> [What is asked]
Find and copy every line in the records that includes the string "現在のページは".
**********
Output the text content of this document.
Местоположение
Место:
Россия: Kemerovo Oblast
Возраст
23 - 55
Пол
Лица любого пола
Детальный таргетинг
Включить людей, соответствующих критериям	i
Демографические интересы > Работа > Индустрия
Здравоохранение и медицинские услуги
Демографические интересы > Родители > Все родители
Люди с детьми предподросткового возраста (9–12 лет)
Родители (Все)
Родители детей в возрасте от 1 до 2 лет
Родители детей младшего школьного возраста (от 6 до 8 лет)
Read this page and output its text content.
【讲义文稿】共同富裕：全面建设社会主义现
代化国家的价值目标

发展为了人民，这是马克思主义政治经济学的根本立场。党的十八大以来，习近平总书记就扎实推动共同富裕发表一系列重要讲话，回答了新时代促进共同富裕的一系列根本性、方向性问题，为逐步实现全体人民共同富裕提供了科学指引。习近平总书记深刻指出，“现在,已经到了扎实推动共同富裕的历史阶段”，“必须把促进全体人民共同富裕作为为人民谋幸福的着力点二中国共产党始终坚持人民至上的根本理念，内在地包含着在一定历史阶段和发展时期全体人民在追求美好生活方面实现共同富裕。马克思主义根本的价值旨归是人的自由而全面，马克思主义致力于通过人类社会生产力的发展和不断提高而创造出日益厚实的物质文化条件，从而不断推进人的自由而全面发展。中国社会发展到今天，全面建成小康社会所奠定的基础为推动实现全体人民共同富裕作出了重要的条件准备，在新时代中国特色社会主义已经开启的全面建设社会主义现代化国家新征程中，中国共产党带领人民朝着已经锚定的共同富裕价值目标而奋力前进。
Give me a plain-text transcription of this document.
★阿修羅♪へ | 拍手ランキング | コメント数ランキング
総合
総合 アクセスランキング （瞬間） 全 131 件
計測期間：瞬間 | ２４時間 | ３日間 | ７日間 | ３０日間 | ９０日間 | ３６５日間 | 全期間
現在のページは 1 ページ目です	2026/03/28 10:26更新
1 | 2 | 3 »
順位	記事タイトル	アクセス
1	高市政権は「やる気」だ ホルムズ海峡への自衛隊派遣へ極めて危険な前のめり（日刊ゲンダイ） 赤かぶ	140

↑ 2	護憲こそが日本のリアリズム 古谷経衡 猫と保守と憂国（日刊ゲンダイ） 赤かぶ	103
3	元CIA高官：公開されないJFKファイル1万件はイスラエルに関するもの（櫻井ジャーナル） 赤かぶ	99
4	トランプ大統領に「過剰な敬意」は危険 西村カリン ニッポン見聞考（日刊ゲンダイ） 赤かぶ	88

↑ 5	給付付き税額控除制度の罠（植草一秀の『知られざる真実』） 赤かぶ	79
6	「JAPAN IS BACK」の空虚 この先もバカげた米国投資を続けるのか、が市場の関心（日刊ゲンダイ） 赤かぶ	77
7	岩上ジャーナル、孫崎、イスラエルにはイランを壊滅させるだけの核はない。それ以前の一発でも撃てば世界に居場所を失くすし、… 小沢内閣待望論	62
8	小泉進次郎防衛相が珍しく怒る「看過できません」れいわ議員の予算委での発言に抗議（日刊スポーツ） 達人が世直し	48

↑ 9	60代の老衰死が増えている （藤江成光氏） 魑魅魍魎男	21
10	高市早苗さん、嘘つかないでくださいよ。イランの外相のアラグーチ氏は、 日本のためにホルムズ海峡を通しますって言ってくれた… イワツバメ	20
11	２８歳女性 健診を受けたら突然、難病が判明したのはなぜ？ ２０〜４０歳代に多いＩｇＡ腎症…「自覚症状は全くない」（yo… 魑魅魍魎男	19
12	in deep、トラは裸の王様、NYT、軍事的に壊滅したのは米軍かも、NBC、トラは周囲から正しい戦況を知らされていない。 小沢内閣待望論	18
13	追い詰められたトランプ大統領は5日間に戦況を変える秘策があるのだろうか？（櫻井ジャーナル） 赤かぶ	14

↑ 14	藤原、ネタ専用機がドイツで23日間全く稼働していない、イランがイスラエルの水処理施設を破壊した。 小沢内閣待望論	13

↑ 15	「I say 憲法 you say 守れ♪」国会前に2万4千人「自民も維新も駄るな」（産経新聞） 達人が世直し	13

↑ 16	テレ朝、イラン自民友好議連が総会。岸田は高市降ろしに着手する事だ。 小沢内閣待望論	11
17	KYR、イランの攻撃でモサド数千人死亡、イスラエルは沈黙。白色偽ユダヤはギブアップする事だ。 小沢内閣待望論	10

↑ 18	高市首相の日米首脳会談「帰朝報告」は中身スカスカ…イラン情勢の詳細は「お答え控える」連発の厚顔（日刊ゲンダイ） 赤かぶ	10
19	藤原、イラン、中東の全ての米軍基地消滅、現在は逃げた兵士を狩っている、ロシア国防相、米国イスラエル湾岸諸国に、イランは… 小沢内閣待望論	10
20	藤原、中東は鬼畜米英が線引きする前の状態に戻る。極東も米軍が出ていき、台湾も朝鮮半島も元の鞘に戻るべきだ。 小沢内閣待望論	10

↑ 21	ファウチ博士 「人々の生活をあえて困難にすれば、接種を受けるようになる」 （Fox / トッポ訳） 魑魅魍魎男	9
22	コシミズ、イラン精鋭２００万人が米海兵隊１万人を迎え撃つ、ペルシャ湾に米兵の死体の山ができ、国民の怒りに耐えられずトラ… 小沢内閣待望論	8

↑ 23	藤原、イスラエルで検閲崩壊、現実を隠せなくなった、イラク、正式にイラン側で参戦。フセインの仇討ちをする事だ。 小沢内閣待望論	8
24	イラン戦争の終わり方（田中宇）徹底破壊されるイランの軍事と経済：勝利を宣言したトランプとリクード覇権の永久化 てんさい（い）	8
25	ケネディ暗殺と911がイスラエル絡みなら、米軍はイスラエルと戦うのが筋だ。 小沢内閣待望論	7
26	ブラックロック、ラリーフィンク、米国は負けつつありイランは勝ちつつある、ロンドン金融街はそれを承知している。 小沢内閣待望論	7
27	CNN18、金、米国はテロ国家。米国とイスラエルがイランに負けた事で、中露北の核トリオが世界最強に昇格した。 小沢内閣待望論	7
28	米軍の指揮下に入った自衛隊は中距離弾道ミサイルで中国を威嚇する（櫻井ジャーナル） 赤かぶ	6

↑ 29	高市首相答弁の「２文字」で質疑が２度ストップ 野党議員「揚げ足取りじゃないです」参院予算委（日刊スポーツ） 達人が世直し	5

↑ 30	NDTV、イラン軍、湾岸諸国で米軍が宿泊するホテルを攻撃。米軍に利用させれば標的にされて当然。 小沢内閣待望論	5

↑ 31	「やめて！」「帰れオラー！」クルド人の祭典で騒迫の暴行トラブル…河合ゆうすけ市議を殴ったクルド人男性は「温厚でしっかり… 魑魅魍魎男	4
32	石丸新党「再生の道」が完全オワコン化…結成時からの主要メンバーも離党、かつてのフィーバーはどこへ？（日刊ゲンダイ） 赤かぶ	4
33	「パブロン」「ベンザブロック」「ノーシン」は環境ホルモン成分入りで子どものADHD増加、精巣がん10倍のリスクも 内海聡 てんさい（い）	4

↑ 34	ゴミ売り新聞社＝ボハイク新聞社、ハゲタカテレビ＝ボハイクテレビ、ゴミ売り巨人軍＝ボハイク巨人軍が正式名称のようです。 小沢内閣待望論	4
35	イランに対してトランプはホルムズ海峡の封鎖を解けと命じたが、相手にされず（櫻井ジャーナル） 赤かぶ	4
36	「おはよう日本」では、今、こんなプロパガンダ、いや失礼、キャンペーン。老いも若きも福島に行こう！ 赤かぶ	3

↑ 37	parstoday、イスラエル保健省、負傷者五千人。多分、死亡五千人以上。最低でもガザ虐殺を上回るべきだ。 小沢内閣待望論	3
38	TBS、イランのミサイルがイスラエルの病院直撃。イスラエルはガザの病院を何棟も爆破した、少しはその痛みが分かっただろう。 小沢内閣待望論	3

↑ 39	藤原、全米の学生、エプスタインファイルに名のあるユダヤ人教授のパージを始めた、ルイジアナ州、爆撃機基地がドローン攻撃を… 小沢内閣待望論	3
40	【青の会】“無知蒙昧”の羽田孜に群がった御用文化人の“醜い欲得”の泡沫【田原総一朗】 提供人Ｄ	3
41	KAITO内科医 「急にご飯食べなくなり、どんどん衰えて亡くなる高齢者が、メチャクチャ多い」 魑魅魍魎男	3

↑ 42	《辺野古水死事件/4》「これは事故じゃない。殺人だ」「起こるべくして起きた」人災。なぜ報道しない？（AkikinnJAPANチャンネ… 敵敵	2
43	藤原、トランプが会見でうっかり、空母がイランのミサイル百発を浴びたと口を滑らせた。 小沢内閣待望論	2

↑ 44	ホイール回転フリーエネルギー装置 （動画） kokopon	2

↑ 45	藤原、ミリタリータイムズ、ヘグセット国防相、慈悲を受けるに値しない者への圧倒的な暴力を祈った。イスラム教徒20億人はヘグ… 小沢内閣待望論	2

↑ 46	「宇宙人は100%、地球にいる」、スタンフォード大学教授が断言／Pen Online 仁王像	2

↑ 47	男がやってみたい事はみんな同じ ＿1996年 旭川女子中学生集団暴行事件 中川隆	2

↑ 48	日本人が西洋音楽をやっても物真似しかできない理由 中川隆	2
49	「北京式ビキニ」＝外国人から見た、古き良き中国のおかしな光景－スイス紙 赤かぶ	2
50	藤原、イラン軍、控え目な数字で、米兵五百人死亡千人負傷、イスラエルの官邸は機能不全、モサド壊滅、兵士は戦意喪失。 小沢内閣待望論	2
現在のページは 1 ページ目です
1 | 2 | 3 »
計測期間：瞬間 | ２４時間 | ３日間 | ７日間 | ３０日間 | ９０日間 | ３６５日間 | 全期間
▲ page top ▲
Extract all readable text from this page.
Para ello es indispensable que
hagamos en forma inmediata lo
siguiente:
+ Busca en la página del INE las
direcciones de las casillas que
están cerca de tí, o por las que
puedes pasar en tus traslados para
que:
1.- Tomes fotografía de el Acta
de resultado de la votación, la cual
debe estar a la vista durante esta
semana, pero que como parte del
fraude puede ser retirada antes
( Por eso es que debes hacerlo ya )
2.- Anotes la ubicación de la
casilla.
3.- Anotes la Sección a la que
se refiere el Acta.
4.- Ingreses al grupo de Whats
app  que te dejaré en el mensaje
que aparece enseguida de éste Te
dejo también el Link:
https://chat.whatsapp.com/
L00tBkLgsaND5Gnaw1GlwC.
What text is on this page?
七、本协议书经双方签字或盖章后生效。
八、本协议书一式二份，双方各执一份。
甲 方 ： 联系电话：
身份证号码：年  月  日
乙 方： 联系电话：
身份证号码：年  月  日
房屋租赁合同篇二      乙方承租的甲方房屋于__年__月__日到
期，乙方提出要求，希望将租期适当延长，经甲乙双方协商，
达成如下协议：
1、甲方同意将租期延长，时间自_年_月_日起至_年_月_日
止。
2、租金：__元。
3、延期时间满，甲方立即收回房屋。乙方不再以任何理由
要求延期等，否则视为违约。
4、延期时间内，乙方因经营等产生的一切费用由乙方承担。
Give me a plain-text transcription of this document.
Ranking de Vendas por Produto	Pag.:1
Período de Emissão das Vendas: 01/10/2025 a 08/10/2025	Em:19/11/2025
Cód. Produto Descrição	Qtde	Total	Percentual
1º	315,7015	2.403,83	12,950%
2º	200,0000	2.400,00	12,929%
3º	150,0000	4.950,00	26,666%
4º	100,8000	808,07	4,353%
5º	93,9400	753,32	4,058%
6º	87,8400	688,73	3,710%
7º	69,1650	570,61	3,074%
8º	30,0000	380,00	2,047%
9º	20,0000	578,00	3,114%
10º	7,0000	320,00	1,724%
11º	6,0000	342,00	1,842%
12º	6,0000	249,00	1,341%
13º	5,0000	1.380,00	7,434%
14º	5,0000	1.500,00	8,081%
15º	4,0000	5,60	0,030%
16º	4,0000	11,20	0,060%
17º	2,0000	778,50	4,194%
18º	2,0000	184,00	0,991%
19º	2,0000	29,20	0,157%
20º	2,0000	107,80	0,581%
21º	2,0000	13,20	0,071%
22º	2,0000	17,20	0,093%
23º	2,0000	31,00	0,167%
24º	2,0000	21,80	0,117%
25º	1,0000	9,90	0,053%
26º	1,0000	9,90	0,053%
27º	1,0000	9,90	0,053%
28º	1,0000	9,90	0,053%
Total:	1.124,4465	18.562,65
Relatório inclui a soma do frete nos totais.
**********
> [Reply to the exercise]
現在のページは 1 ページ目です	2026/03/28 10:26更新
現在のページは 1 ページ目です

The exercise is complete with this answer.